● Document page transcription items
========

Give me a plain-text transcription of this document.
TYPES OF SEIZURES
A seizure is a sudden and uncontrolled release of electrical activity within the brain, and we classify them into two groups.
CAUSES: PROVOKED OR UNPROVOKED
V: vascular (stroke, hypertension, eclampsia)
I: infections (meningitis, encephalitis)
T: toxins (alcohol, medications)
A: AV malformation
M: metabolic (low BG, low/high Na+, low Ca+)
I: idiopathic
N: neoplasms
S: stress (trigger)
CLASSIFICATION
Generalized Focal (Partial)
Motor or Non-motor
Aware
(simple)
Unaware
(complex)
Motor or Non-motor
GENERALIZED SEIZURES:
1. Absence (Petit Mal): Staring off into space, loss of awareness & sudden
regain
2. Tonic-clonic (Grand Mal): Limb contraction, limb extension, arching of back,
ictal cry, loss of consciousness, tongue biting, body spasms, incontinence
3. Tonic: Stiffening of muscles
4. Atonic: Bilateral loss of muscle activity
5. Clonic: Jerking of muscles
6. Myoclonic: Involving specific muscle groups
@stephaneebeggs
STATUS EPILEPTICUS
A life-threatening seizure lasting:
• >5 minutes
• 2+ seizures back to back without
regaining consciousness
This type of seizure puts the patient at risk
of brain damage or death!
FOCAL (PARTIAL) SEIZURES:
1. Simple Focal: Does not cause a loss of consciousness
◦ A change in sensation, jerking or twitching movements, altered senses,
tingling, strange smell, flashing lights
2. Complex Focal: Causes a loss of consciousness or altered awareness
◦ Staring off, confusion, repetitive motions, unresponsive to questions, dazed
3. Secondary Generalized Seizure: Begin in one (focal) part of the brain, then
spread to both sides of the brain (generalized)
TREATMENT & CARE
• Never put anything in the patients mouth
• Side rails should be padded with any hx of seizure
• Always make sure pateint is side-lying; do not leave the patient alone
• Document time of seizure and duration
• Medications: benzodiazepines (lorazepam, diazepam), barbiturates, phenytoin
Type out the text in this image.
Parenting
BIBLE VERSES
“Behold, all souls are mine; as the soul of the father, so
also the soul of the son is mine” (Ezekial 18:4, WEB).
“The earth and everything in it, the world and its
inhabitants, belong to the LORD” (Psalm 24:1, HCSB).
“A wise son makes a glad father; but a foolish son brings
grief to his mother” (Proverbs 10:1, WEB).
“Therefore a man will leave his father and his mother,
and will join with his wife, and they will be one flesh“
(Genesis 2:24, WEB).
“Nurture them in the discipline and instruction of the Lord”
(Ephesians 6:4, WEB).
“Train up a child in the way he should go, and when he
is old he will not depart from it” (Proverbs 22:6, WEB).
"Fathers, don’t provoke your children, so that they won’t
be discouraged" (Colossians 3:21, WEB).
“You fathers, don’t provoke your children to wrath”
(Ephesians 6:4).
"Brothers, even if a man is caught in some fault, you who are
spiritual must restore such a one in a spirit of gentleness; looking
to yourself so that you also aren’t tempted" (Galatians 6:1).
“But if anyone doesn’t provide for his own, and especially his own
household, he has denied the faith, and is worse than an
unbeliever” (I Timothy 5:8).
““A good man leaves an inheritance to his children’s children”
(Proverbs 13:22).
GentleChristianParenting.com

========

● What this task involves
Look through the entries above and list every line containing "Proverbs".

● Solution to this exercise
grief to his mother” (Proverbs 10:1, WEB).
is old he will not depart from it” (Proverbs 22:6, WEB).
(Proverbs 13:22).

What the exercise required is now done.